■ Task statement:
Identify the lines that contain the string "政府安防项目招标情况一览" and copy all of them.

■ Stored rows:
┄┄┄┄┄┄┄┄┄┄
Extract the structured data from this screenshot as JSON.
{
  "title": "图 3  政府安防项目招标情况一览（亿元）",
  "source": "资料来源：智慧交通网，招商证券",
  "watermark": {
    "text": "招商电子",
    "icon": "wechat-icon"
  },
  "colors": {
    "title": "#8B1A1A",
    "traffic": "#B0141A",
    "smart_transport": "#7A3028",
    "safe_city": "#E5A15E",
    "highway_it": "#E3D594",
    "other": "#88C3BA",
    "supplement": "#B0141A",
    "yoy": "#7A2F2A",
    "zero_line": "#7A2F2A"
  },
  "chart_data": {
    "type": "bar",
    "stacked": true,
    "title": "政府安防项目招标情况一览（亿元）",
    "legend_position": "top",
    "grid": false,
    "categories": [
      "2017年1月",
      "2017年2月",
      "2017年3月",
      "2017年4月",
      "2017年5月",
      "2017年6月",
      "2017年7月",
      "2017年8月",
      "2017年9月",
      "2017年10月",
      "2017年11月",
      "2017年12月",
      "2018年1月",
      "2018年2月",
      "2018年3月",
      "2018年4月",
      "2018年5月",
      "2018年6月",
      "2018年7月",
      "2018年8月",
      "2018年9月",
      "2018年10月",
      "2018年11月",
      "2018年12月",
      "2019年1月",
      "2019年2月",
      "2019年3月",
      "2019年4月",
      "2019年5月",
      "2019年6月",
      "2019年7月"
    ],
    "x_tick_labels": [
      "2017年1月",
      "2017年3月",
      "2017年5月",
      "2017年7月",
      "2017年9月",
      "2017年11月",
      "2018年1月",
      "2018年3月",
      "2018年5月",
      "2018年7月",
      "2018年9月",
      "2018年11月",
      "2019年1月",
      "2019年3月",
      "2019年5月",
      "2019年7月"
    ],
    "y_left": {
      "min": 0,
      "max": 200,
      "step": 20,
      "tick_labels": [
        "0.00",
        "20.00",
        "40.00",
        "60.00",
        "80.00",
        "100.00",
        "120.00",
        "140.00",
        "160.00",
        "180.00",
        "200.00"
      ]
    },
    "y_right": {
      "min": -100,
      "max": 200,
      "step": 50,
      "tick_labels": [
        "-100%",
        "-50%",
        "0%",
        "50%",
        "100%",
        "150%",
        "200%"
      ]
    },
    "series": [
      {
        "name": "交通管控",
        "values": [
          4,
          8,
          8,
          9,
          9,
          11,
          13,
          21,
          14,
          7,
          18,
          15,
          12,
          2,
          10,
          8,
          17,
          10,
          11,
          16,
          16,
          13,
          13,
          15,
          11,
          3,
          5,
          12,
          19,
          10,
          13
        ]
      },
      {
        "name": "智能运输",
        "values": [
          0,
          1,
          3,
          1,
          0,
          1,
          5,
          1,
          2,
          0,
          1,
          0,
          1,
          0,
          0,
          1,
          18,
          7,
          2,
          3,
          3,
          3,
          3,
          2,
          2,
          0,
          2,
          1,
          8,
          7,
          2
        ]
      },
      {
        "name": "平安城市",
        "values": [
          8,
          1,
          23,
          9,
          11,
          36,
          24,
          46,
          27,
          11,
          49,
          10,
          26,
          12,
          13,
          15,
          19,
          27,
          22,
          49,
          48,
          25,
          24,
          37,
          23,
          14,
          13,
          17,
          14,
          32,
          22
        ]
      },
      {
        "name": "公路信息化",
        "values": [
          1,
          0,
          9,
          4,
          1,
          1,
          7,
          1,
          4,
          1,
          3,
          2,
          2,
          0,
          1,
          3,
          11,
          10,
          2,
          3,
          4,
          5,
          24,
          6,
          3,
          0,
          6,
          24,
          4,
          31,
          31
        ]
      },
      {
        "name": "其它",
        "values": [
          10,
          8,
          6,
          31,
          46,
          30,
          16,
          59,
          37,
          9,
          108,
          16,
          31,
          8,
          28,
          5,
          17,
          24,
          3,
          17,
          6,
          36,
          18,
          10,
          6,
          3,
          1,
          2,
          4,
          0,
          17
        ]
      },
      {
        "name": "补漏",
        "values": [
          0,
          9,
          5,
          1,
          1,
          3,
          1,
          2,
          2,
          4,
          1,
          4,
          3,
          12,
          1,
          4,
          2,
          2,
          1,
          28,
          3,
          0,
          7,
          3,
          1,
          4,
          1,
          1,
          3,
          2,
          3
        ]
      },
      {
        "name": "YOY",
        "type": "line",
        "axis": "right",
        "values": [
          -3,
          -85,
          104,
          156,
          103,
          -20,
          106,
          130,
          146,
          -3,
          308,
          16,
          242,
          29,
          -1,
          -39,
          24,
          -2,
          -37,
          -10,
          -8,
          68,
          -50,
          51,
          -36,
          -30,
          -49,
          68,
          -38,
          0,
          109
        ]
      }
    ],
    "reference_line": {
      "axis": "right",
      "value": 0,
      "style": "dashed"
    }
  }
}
┄┄┄┄┄┄┄┄┄┄
■ Written solution:
  "title": "图 3  政府安防项目招标情况一览（亿元）",
    "title": "政府安防项目招标情况一览（亿元）",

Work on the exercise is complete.